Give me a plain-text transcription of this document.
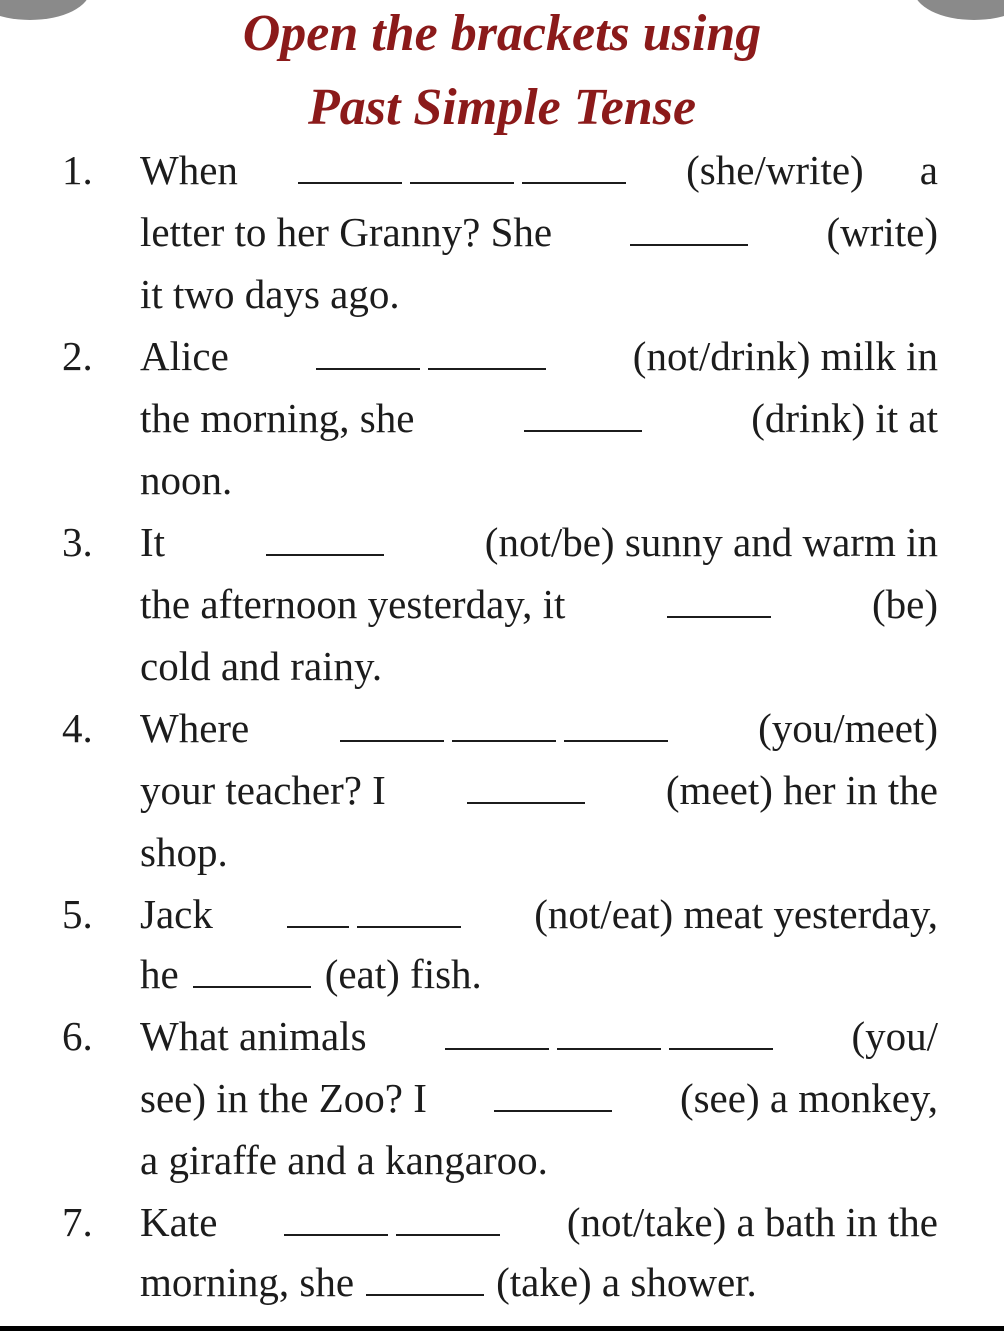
Open the brackets using
Past Simple Tense
1.	When	(she/write) a
letter to her Granny? She	(write)
it two days ago.
2.	Alice	(not/drink) milk in
the morning, she	(drink) it at
noon.
3.	It	(not/be) sunny and warm in
the afternoon yesterday, it	(be)
cold and rainy.
4.	Where	(you/meet)
your teacher? I	(meet) her in the
shop.
5.	Jack	(not/eat) meat yesterday,
he	(eat) fish.
6.	What animals	(you/
see) in the Zoo? I	(see) a monkey,
a giraffe and a kangaroo.
7.	Kate	(not/take) a bath in the
morning, she	(take) a shower.
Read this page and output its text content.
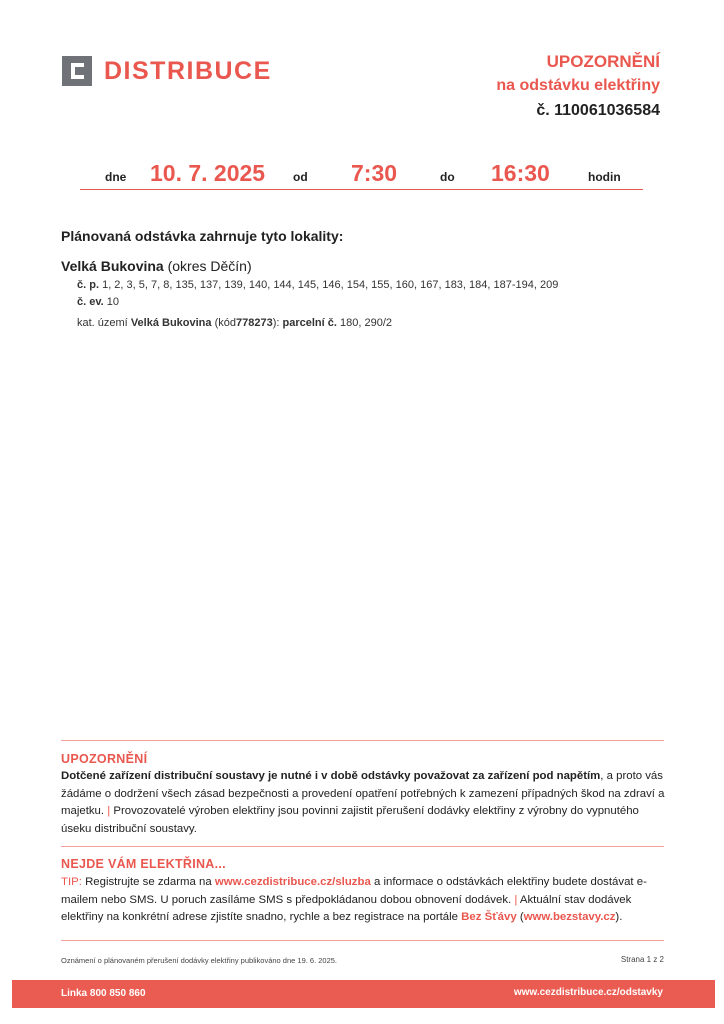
DISTRIBUCE	UPOZORNĚNÍ
na odstávku elektřiny
č. 110061036584
dne 10. 7. 2025 od 7:30	do 16:30	hodin
Plánovaná odstávka zahrnuje tyto lokality:
Velká Bukovina (okres Děčín)
č. p. 1, 2, 3, 5, 7, 8, 135, 137, 139, 140, 144, 145, 146, 154, 155, 160, 167, 183, 184, 187-194, 209
č. ev. 10
kat. území Velká Bukovina (kód778273): parcelní č. 180, 290/2
UPOZORNĚNÍ
Dotčené zařízení distribuční soustavy je nutné i v době odstávky považovat za zařízení pod napětím, a proto vás žádáme o dodržení všech zásad bezpečnosti a provedení opatření potřebných k zamezení případných škod na zdraví a majetku. | Provozovatelé výroben elektřiny jsou povinni zajistit přerušení dodávky elektřiny z výrobny do vypnutého úseku distribuční soustavy.
NEJDE VÁM ELEKTŘINA...
TIP: Registrujte se zdarma na www.cezdistribuce.cz/sluzba a informace o odstávkách elektřiny budete dostávat e-mailem nebo SMS. U poruch zasíláme SMS s předpokládanou dobou obnovení dodávek. | Aktuální stav dodávek elektřiny na konkrétní adrese zjistíte snadno, rychle a bez registrace na portále Bez Šťávy (www.bezstavy.cz).
Oznámení o plánovaném přerušení dodávky elektřiny publikováno dne 19. 6. 2025.	Strana 1 z 2
Linka 800 850 860	www.cezdistribuce.cz/odstavky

^^^^^^^^^^^^^^^^

# To be done
Find the lines above holding the word "this" and show them.

# Result below
Give me a plain-text transcription of this document.
Read this page and output its text content.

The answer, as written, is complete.